- _EXERCISE OBJECTIVE_:
Across the listing below, how many lines hold "句段改写"? Reply with the number by itself.

[Records from a data collection]
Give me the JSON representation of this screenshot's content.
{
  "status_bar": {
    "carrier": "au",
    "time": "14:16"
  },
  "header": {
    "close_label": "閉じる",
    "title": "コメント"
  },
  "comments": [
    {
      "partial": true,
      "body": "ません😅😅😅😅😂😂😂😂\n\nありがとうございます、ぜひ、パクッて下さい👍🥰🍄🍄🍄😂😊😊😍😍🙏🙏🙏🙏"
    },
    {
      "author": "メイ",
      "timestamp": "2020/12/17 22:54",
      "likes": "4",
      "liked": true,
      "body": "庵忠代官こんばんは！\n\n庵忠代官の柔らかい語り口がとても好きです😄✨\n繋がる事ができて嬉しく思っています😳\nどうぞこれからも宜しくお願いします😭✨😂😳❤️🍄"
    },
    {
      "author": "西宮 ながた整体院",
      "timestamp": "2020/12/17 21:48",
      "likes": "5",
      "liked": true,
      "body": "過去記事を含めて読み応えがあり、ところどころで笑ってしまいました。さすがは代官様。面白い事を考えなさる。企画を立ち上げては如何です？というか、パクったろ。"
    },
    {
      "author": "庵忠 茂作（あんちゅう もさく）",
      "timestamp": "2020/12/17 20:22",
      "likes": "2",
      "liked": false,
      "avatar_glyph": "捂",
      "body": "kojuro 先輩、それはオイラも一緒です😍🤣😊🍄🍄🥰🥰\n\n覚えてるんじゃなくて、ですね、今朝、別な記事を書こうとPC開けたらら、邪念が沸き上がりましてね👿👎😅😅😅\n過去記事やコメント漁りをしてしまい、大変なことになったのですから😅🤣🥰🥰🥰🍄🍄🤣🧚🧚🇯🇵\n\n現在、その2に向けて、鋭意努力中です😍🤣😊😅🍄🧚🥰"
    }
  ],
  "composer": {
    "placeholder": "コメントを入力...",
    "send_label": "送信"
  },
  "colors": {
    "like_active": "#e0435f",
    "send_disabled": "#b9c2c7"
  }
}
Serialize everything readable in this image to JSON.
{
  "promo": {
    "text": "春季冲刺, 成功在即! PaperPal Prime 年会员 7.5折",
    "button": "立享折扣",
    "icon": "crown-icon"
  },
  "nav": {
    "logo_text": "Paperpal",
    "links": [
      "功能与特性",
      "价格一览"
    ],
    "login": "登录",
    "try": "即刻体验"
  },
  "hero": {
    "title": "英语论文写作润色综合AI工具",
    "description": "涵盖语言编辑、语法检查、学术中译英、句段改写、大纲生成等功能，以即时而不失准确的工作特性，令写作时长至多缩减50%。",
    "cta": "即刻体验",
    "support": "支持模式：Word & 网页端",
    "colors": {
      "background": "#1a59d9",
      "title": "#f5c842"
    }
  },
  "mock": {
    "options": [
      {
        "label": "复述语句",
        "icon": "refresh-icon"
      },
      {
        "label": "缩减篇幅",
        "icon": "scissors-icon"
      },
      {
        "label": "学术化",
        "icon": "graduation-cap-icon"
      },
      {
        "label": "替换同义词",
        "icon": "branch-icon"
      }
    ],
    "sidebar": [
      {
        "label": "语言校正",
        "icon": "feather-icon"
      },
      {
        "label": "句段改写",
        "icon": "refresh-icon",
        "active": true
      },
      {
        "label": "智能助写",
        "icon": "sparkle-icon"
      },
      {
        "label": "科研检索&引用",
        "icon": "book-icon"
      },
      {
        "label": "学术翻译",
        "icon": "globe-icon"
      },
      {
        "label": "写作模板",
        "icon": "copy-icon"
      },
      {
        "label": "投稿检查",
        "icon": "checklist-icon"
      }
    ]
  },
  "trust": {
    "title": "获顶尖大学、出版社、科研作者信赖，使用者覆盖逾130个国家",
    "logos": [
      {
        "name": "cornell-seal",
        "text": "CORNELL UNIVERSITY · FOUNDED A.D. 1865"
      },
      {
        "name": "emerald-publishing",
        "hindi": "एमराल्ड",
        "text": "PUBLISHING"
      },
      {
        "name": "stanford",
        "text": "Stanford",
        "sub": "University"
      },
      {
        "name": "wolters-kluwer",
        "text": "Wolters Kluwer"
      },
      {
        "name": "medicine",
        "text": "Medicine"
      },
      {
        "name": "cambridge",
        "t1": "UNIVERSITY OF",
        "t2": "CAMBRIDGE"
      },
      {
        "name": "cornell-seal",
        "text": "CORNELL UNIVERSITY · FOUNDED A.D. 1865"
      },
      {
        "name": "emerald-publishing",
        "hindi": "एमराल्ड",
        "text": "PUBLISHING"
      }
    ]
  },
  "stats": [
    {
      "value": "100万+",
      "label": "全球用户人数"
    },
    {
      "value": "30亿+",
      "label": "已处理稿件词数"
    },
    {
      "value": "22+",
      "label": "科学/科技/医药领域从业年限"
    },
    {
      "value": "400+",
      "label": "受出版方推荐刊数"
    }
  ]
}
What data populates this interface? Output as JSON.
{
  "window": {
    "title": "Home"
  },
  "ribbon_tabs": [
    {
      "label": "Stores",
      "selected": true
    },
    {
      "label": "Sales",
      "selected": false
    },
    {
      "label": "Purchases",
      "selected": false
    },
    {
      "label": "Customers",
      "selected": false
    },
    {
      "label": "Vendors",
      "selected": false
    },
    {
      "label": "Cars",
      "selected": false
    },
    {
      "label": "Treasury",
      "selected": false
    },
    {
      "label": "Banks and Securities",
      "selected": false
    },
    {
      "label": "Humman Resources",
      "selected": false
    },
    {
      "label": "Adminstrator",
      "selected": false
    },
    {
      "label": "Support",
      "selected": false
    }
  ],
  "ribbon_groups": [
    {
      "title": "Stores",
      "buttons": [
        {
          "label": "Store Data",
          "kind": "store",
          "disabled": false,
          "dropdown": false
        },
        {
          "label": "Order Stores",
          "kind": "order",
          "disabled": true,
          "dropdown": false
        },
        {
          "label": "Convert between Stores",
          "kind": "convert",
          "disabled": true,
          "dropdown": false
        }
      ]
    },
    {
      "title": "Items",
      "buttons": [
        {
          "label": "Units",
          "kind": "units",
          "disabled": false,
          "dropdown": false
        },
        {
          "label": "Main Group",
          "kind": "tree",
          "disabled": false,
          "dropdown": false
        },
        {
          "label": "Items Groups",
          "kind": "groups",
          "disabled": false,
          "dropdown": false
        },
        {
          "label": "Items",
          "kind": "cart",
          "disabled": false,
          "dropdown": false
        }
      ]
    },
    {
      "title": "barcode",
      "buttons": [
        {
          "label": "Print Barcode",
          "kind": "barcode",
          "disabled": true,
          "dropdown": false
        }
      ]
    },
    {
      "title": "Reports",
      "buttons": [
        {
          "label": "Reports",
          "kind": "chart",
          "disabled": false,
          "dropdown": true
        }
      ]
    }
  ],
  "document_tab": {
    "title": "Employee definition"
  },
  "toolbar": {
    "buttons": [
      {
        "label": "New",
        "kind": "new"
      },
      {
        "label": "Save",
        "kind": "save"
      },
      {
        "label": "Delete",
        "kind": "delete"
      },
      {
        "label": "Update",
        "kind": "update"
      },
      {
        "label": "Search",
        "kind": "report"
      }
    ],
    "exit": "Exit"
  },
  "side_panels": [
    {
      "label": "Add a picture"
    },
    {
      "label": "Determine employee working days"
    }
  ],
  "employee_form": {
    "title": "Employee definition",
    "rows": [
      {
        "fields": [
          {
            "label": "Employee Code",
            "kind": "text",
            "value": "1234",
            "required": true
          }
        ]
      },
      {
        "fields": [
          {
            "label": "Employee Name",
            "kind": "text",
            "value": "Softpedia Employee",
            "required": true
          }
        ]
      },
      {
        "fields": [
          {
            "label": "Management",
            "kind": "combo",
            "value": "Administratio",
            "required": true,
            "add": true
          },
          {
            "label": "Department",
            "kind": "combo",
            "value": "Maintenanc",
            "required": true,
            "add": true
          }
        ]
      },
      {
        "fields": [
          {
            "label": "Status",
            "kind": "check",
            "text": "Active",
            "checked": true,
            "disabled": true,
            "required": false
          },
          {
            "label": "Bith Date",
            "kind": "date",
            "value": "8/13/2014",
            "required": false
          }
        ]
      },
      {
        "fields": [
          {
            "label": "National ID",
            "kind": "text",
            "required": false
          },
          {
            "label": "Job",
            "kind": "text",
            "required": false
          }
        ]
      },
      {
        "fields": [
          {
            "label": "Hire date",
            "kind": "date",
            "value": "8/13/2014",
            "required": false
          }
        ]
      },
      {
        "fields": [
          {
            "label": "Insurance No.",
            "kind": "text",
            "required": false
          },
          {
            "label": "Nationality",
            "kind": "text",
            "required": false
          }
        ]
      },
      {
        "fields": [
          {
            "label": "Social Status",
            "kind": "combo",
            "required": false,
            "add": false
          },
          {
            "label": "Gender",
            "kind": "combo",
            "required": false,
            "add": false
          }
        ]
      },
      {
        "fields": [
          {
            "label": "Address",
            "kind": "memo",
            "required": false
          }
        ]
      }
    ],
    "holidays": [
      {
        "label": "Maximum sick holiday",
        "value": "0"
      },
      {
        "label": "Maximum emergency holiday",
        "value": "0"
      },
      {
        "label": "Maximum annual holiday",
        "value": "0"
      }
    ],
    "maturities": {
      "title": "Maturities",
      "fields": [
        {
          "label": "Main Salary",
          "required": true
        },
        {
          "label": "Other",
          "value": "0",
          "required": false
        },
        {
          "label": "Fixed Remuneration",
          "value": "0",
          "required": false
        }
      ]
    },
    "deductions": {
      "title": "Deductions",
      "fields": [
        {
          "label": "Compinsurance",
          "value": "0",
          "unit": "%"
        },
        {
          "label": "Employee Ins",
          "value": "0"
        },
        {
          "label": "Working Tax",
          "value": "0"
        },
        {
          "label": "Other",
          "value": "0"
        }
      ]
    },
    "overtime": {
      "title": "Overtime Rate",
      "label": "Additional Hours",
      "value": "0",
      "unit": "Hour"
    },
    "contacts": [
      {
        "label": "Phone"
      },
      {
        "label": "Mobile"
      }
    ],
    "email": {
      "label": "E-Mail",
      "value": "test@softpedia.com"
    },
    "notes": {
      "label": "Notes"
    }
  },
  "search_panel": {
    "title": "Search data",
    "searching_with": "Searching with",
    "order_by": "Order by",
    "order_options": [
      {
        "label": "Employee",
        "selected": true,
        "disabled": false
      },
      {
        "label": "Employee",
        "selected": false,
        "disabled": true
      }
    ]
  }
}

- _EXPECTED OUTPUT_:
2